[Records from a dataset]
....................

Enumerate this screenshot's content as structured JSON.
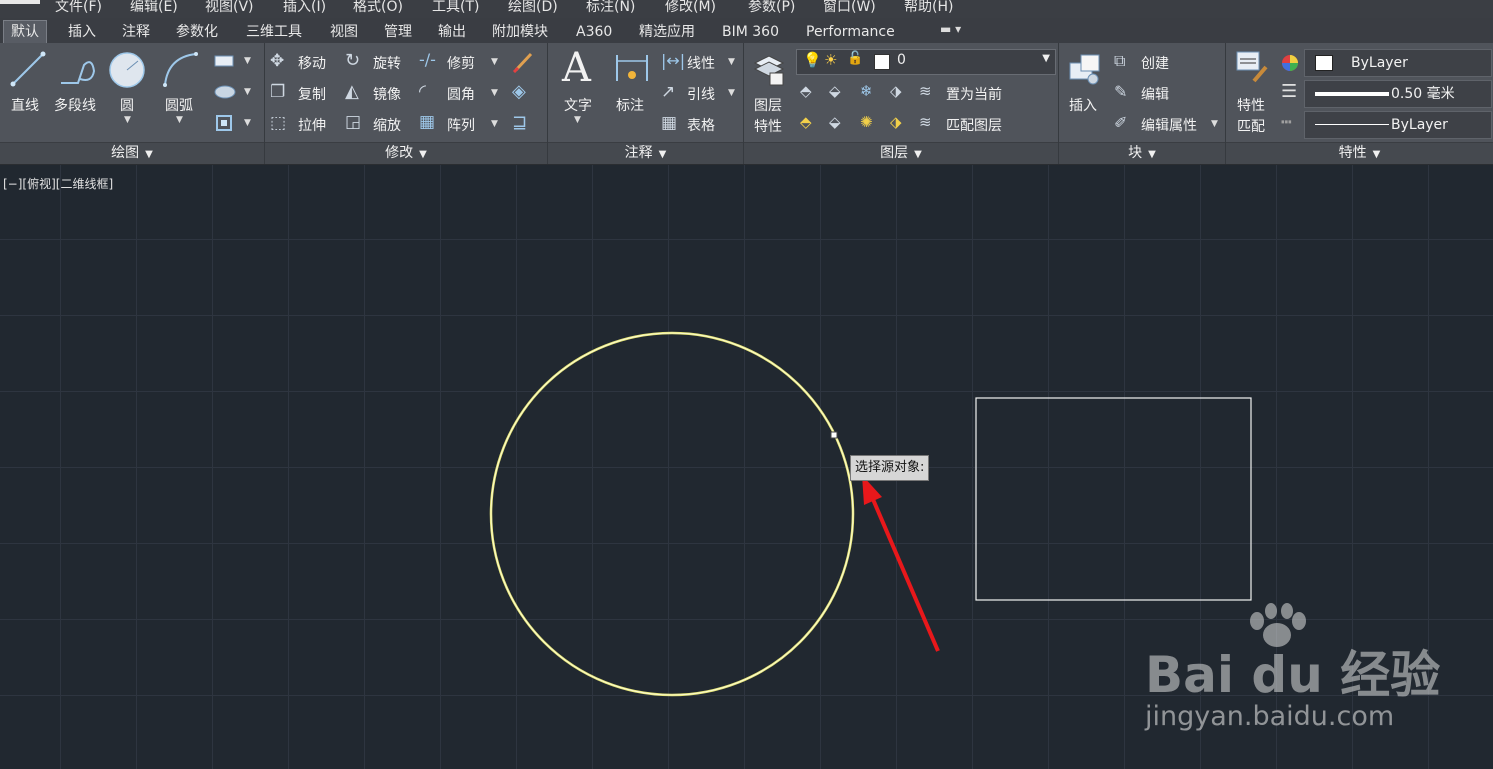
{
  "menu": [
    "文件(F)",
    "编辑(E)",
    "视图(V)",
    "插入(I)",
    "格式(O)",
    "工具(T)",
    "绘图(D)",
    "标注(N)",
    "修改(M)",
    "参数(P)",
    "窗口(W)",
    "帮助(H)"
  ],
  "tabs": [
    "默认",
    "插入",
    "注释",
    "参数化",
    "三维工具",
    "视图",
    "管理",
    "输出",
    "附加模块",
    "A360",
    "精选应用",
    "BIM 360",
    "Performance"
  ],
  "draw_panel": {
    "title": "绘图",
    "line": "直线",
    "polyline": "多段线",
    "circle": "圆",
    "arc": "圆弧"
  },
  "modify_panel": {
    "title": "修改",
    "move": "移动",
    "rotate": "旋转",
    "trim": "修剪",
    "copy": "复制",
    "mirror": "镜像",
    "fillet": "圆角",
    "stretch": "拉伸",
    "scale": "缩放",
    "array": "阵列"
  },
  "annotation_panel": {
    "title": "注释",
    "text": "文字",
    "dimension": "标注",
    "linear": "线性",
    "leader": "引线",
    "table": "表格"
  },
  "layers_panel": {
    "title": "图层",
    "layer_properties_line1": "图层",
    "layer_properties_line2": "特性",
    "current_layer": "0",
    "set_current": "置为当前",
    "match_layer": "匹配图层"
  },
  "block_panel": {
    "title": "块",
    "insert": "插入",
    "create": "创建",
    "edit": "编辑",
    "edit_attributes": "编辑属性"
  },
  "properties_panel": {
    "title": "特性",
    "match_line1": "特性",
    "match_line2": "匹配",
    "color": "ByLayer",
    "lineweight": "0.50 毫米",
    "linetype": "ByLayer"
  },
  "viewport_label": "[−][俯视][二维线框]",
  "tooltip": "选择源对象:",
  "watermark": {
    "logo": "Bai du 经验",
    "url": "jingyan.baidu.com"
  },
  "colors": {
    "accent_circle": "#e8e87a",
    "annotation_arrow": "#e8181b",
    "canvas_bg": "#212830"
  }
}
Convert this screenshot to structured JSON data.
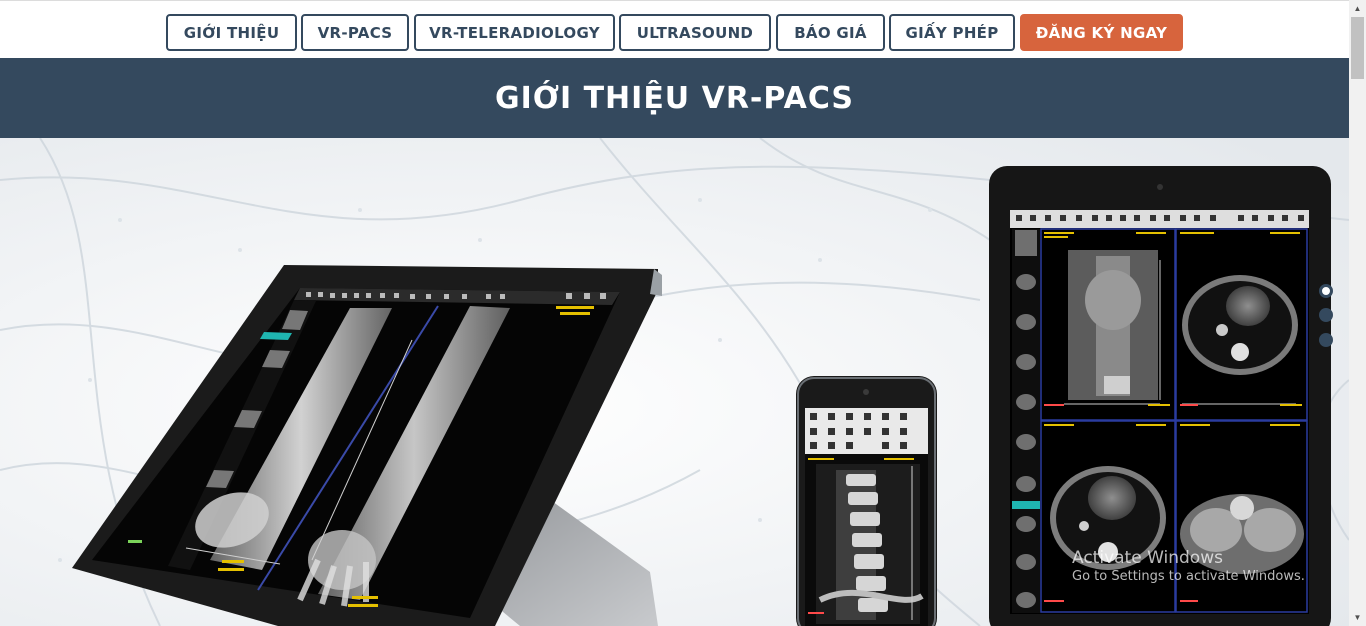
{
  "nav": {
    "items": [
      {
        "label": "GIỚI THIỆU"
      },
      {
        "label": "VR-PACS"
      },
      {
        "label": "VR-TELERADIOLOGY"
      },
      {
        "label": "ULTRASOUND"
      },
      {
        "label": "BÁO GIÁ"
      },
      {
        "label": "GIẤY PHÉP"
      }
    ],
    "cta_label": "ĐĂNG KÝ NGAY"
  },
  "header": {
    "title": "GIỚI THIỆU VR-PACS"
  },
  "hero": {
    "devices": [
      "laptop-2in1",
      "smartphone",
      "tablet"
    ],
    "slider_count": 3,
    "slider_active": 1
  },
  "watermark": {
    "line1": "Activate Windows",
    "line2": "Go to Settings to activate Windows."
  },
  "colors": {
    "brand": "#34495e",
    "accent": "#d7643d",
    "ct_label": "#e5c000"
  },
  "icons": {
    "scroll_up": "chevron-up-icon",
    "scroll_down": "chevron-down-icon"
  }
}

....................

Extract the full listing exactly, with the pictures left out.

Solution to this problem »
Enumerate this screenshot's content as structured JSON.
{
  "menu": [
    "文件(F)",
    "编辑(E)",
    "视图(V)",
    "插入(I)",
    "格式(O)",
    "工具(T)",
    "绘图(D)",
    "标注(N)",
    "修改(M)",
    "参数(P)",
    "窗口(W)",
    "帮助(H)"
  ],
  "tabs": [
    "默认",
    "插入",
    "注释",
    "参数化",
    "三维工具",
    "视图",
    "管理",
    "输出",
    "附加模块",
    "A360",
    "精选应用",
    "BIM 360",
    "Performance"
  ],
  "draw_panel": {
    "title": "绘图",
    "line": "直线",
    "polyline": "多段线",
    "circle": "圆",
    "arc": "圆弧"
  },
  "modify_panel": {
    "title": "修改",
    "move": "移动",
    "rotate": "旋转",
    "trim": "修剪",
    "copy": "复制",
    "mirror": "镜像",
    "fillet": "圆角",
    "stretch": "拉伸",
    "scale": "缩放",
    "array": "阵列"
  },
  "annotation_panel": {
    "title": "注释",
    "text": "文字",
    "dimension": "标注",
    "linear": "线性",
    "leader": "引线",
    "table": "表格"
  },
  "layers_panel": {
    "title": "图层",
    "layer_properties_line1": "图层",
    "layer_properties_line2": "特性",
    "current_layer": "0",
    "set_current": "置为当前",
    "match_layer": "匹配图层"
  },
  "block_panel": {
    "title": "块",
    "insert": "插入",
    "create": "创建",
    "edit": "编辑",
    "edit_attributes": "编辑属性"
  },
  "properties_panel": {
    "title": "特性",
    "match_line1": "特性",
    "match_line2": "匹配",
    "color": "ByLayer",
    "lineweight": "0.50 毫米",
    "linetype": "ByLayer"
  },
  "viewport_label": "[−][俯视][二维线框]",
  "tooltip": "选择源对象:",
  "watermark": {
    "logo": "Bai du 经验",
    "url": "jingyan.baidu.com"
  },
  "colors": {
    "accent_circle": "#e8e87a",
    "annotation_arrow": "#e8181b",
    "canvas_bg": "#212830"
  }
}
Convert this screenshot to structured JSON data.
{
  "nav": {
    "items": [
      {
        "label": "GIỚI THIỆU"
      },
      {
        "label": "VR-PACS"
      },
      {
        "label": "VR-TELERADIOLOGY"
      },
      {
        "label": "ULTRASOUND"
      },
      {
        "label": "BÁO GIÁ"
      },
      {
        "label": "GIẤY PHÉP"
      }
    ],
    "cta_label": "ĐĂNG KÝ NGAY"
  },
  "header": {
    "title": "GIỚI THIỆU VR-PACS"
  },
  "hero": {
    "devices": [
      "laptop-2in1",
      "smartphone",
      "tablet"
    ],
    "slider_count": 3,
    "slider_active": 1
  },
  "watermark": {
    "line1": "Activate Windows",
    "line2": "Go to Settings to activate Windows."
  },
  "colors": {
    "brand": "#34495e",
    "accent": "#d7643d",
    "ct_label": "#e5c000"
  },
  "icons": {
    "scroll_up": "chevron-up-icon",
    "scroll_down": "chevron-down-icon"
  }
}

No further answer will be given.